Exercise requirements:
A. In the France visit post, which river does the bridge cross?
B. Please copy the France visit post starting at "Sorry for the" and ending at "leaving the UK.", swapping "church spire" for "bell tower".

# France visit CAPTAINKING 2ND WEEK



## captainking (Jun 16, 2005)

Sorry for the long post's...hope you enjoy! will post again, soon we have decided to stay a little longer untill we find something!

Hi Everyone………..Tuesday 25th had a very restful night only heard a few lorries leave in the early hours out of a hundred or so that was parked up!…..The sun came up across the small valley with the local church spire pointing out it’s direction of travel up into the clear blue sky, a slight chill but the sun’s rays were soon upon us, this was the first time we were able to relax since leaving the UK.
Had a lazy start, looked quickly around the services (Aire) this is a new’ish stretch of motorway the facilities were very good, food hall coffee shop etc, we drove back round to the designated M/H service area where we emptied our now full tanks and filled up with free water, checked oil etc, a couple of M/H arrived for fuel and one huge RV (rear engine) and smart car on a A frame the English chap called over to me while he was waiting to fuel up….he rattled off several names where heed been and where he was going (straight over my head) and made comments about our trailer said It’s easier with a A frame…I took it all with a pinch a salt..!!

We headed off to Cahors down the steep winding road to the next valley getting into Centre Ville presented us with a few tight corners and was quite busy, as we drove down the main street people were at tables either side of the road having late coffee…seemed to find our approach quite amusing, which gave us big grins! Not knowing which way to go, we went over the bridge that crosses the river Lot and happened upon the parking Aire only space for about 6 M/H at a squeeze we were unable to fit in a bay so had to reveres in lengthways. 
We walked back over the bridge (needed the exercise) the river is very wide a deep gorge with cliffs on the S/E side a very low parapet separates you from a sheer drop into the water 60 foot below (hold onto your kids while crossing the bridge)

Provided information:
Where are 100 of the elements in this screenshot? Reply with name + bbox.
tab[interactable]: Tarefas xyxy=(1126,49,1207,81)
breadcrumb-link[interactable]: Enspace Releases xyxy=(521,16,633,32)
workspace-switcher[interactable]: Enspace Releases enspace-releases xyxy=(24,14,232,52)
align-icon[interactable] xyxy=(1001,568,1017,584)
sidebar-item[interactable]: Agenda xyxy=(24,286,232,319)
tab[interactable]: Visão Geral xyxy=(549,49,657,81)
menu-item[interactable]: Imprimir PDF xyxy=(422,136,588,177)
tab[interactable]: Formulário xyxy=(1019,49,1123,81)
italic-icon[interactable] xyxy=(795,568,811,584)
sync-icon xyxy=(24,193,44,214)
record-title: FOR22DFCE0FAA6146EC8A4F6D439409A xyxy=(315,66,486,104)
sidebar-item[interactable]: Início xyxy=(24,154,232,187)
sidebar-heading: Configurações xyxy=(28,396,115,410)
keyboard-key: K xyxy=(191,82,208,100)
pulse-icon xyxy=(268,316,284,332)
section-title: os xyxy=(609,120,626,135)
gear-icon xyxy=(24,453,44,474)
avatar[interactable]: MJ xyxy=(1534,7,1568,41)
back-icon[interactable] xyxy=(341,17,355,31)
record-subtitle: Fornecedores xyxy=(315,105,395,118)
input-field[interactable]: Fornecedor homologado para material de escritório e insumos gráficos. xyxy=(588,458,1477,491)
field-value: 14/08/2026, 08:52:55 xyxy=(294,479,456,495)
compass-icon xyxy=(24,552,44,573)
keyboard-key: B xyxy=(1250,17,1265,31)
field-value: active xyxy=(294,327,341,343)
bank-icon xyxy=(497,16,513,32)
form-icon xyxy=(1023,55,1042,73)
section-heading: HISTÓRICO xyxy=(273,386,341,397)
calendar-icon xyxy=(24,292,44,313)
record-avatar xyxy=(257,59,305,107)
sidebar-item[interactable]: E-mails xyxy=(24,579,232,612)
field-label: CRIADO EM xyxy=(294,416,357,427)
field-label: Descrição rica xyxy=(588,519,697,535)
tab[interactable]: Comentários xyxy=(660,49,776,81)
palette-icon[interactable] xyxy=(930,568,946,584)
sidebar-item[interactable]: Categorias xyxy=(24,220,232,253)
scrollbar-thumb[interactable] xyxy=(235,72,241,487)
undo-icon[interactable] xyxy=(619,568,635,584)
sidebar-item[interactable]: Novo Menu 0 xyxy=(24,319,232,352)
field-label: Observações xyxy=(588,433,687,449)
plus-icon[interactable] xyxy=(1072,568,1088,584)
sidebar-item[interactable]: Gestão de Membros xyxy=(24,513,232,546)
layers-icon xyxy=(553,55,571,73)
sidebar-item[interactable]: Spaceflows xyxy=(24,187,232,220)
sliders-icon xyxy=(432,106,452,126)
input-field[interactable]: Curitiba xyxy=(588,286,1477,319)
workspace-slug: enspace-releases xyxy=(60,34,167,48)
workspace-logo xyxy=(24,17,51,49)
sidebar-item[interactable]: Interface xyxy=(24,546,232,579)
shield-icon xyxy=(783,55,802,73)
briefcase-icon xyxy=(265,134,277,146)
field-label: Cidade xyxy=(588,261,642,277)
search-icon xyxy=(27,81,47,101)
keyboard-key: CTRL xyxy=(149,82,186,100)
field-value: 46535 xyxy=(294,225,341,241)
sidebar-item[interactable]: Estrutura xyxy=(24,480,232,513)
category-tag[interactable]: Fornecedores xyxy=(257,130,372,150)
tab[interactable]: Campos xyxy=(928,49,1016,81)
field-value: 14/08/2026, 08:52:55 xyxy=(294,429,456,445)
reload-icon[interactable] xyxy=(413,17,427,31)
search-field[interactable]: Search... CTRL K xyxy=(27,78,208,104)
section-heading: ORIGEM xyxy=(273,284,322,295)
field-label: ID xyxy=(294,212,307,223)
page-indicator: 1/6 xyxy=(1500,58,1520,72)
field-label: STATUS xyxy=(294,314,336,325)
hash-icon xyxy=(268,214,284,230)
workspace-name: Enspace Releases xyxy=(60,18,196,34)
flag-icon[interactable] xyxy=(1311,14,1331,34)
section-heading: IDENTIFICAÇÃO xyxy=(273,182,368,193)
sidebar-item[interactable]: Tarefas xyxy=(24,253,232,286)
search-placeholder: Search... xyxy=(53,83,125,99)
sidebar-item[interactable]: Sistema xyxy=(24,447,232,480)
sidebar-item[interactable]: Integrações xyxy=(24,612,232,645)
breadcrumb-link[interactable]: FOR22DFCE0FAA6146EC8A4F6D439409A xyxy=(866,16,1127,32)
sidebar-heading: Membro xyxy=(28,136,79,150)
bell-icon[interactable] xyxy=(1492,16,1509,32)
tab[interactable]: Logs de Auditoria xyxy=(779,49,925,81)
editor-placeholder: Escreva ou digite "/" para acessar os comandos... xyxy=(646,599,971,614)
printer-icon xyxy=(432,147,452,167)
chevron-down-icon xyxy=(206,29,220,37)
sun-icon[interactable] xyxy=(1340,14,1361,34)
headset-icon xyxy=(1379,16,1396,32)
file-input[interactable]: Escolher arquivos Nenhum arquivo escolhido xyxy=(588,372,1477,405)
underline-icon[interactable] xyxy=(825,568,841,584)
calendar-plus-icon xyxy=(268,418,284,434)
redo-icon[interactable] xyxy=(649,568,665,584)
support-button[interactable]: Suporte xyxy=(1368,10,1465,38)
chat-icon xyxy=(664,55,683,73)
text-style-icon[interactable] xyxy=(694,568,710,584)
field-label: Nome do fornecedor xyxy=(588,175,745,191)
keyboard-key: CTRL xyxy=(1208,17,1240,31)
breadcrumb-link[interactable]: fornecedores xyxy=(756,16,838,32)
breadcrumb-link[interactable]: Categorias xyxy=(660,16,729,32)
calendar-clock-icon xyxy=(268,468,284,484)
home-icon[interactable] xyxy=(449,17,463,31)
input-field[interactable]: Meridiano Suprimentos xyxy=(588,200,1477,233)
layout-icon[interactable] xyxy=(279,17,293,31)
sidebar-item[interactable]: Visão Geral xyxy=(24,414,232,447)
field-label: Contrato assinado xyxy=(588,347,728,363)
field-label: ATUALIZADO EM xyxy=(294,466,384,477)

Task-by-task outputs:
A. The river Lot.

B.
Sorry for the long post's...hope you enjoy! will post again, soon we have decided to stay a little longer untill we find something!

Hi Everyone………..Tuesday 25th had a very restful night only heard a few lorries leave in the early hours out of a hundred or so that was parked up!…..The sun came up across the small valley with the local bell tower pointing out it’s direction of travel up into the clear blue sky, a slight chill but the sun’s rays were soon upon us, this was the first time we were able to relax since leaving the UK.